┌─ Fragmento de página
La curación del ciego de nacimiento |
“DA GLORIA A DIOS"
(Juan IX, 24)
I
He
aquí un ejemplo de claro pecado contra el Espíritu Santo, un detalle asombroso
de la apostasía de los directores espirituales de todo un pueblo.
El Evangelio nos lo presenta con la elocuencia divina de su sobriedad única sin
parangón en escrito alguno de los hombres.
Lo leemos en el capítulo
IX de S. Juan, que está dedicado todo entero a la curación del ciego de nacimiento. Tiene más juego de pasiones, más psicología intima, que mil dramas,
pero es psicología espiritual, que hay que desentrañar con amor. El que no
tiene su corazón puesto en los sucesos de una narración, la escucha fríamente
aunque ella se refiera a una acción de guerra con millares de muertos. En esto,
el Evangelio está hecho para poner a prueba la profundidad del amor, que se
mide por la profundidad de la atención prestada al relato: porque no hay en él
una sola gota de sentimentalismo que ayude a nuestra emoción con elementos de
elocuencia no espiritual. Por ejemplo, cuando llegan los Evangelistas a la escena de la Crucifixión
de Jesús, no solamente no la
describen, ni ponderan aquellos detalles inenarrables, que María presenció uno por uno; ni siquiera la presentan, sino que
saltan por encima, dejando la referencia marginal indispensable para la
afirmación del hecho. Dos de ellas dicen simplemente: Y llegaron al Calvario donde lo crucificaron (Luc. XXIII, 55; Juan XIX, 18). Los otros dicen menos aún: Y habiéndolo crucificado, dividieron sus vestidos
(Mat. XXVII, 35; Marc. XV, 24). ¡Y
cuidado con pensar que hubo indiferencia en el narrador! Porque no sólo eran
apóstoles o discípulos que dieron todos la vida por Cristo, sino que es el mismo Espíritu Santo quien por ellos habla.
└─
● Instrucción escrita 1: Repite textualmente el pasaje del texto sobre la curación del ciego de nacimiento que va de "La curación del ciego de nacimiento |" a "todo un pueblo.".
● Instrucción escrita 2: ¿Qué citas bíblicas figuran entre paréntesis en el texto sobre la curación del ciego de nacimiento? Enuméralas todas.
● Instrucción escrita 3: Prolonga el texto sobre la curación del ciego de nacimiento a partir de su última oración.
┌─ Entradas proporcionadas
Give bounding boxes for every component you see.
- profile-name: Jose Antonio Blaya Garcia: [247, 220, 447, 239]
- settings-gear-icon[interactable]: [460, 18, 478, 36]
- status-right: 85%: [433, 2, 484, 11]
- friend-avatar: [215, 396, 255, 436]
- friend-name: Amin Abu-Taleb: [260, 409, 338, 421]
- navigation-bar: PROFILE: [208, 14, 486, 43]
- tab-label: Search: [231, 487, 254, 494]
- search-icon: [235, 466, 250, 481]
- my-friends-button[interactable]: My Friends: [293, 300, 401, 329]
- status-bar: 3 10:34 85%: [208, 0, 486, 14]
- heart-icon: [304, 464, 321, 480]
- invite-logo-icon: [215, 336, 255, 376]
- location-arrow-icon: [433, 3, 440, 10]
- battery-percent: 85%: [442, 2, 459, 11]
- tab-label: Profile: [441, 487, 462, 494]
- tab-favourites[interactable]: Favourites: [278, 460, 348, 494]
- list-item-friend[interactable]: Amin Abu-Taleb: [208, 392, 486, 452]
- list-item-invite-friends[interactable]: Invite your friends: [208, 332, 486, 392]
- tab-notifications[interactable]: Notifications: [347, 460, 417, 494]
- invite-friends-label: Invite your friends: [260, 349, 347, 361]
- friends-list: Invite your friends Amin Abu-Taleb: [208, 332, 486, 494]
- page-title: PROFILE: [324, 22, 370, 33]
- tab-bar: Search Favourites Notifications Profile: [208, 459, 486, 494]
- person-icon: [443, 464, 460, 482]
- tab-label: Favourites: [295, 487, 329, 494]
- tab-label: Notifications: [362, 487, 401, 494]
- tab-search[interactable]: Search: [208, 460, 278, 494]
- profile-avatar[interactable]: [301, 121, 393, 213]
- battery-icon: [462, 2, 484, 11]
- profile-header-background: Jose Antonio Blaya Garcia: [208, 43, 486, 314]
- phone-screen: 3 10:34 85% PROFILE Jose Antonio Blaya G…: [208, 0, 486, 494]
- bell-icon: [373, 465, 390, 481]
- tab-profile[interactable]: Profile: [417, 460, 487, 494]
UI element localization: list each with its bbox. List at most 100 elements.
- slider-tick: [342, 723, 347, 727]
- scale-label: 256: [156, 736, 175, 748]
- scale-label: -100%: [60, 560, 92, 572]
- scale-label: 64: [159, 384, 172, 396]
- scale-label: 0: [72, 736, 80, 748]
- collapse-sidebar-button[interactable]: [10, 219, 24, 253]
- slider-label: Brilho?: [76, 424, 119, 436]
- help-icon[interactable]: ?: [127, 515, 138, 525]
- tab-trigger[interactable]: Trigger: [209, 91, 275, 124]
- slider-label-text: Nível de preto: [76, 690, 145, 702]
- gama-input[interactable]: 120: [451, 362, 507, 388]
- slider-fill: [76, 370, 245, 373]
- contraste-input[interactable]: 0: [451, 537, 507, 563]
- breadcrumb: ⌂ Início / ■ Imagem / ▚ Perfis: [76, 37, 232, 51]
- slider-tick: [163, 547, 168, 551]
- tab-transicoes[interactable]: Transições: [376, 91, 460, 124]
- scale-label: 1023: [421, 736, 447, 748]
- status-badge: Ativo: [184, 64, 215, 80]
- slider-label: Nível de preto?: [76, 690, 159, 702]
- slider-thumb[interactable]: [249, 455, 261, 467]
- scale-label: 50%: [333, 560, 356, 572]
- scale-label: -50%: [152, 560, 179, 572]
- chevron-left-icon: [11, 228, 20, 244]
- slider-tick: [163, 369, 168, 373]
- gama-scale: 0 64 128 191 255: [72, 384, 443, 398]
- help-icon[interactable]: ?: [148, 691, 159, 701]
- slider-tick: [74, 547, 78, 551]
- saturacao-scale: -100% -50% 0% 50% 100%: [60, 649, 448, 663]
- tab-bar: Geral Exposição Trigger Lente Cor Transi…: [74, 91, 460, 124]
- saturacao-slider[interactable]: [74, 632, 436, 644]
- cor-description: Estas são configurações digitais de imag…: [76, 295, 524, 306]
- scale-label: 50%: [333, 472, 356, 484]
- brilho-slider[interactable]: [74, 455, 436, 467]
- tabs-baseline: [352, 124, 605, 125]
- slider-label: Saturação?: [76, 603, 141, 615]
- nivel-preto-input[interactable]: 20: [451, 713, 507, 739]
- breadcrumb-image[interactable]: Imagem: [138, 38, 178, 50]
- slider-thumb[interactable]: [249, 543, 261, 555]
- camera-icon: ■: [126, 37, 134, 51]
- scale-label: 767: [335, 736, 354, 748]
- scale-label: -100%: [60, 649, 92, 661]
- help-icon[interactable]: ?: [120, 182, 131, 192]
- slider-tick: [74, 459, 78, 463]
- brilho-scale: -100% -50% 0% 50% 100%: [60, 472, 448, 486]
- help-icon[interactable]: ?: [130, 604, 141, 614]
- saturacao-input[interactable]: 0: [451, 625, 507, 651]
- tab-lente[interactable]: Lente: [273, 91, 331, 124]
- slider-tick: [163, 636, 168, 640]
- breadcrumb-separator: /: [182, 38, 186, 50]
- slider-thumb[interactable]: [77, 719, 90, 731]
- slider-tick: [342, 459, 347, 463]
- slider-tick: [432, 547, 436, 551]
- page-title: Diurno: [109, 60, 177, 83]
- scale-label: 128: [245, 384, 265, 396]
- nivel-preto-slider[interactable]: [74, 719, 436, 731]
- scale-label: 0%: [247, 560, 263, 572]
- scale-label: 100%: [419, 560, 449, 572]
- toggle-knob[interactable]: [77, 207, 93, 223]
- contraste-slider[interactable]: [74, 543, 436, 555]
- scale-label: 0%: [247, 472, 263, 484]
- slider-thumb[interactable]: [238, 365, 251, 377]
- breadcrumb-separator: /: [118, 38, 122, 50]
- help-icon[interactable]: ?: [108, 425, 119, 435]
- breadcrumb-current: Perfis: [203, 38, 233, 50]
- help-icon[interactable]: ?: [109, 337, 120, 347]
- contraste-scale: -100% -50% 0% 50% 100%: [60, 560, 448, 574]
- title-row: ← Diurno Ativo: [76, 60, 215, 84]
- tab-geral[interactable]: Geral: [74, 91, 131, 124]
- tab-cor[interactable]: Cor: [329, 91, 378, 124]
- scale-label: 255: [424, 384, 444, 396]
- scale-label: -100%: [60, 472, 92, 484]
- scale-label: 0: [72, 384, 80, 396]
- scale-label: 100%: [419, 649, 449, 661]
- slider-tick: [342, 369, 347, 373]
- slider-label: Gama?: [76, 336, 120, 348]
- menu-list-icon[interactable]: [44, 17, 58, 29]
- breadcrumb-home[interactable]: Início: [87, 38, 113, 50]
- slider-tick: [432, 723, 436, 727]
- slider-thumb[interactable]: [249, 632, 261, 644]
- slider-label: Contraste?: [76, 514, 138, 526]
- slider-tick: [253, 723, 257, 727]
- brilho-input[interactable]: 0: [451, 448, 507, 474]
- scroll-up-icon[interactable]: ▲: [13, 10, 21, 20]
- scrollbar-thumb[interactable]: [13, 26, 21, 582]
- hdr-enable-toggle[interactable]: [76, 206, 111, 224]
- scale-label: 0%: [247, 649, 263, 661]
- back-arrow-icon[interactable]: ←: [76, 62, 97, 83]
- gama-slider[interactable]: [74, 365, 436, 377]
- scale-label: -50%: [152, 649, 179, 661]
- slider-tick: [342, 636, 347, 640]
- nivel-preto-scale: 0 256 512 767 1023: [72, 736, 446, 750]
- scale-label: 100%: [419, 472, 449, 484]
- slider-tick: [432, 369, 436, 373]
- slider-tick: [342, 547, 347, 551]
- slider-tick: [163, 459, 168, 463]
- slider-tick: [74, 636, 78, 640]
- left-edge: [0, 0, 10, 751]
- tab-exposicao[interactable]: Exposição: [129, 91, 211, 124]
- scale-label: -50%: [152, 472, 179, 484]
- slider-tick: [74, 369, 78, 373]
└─
● Resultado 1:
La curación del ciego de nacimiento |
“DA GLORIA A DIOS"
(Juan IX, 24)
I
He
aquí un ejemplo de claro pecado contra el Espíritu Santo, un detalle asombroso
de la apostasía de los directores espirituales de todo un pueblo.

● Resultado 2:
Juan IX, 24
Luc. XXIII, 55
Juan XIX, 18
Mat. XXVII, 35
Marc. XV, 24

● Resultado 3:
Pues
bien, en la curación de este ciego los fariseos han puesto en juego primero, “honradamente”,
todo cuanto era posible para persuadirse de que no hay tal milagro. Cuidadosa
indagación ante el público, interrogatorio especial a los padres del ciego, y
por fin a éste mismo, el cual afirma el hecho con una insistencia tan
terminante, que desconcierta la insistencia con que ellos, los fariseos,
deseaban poder negarlo. Queda así establecida la clase de rectitud de los fariseos:
Ellos no deseaban pecar, ni querían mentir gratuitamente: tenían un solo
inocente deseo: que Jesús no fuera el Mesías. Si se les hubiera concedido esto,
no se habrían empeñado en hacer daño a Jesús ni al pobre ciego. Pero admitir la
posibilidad de que aquel advenedizo carpintero viniese a despojarlos de su
situación y a burlarse de su teología formulista: ¡eso, jamás! esto era para
ellos su propia gloria, es decir, su interés supremo, el único dogma que no podía
admitir ni sombra de prueba en contrario.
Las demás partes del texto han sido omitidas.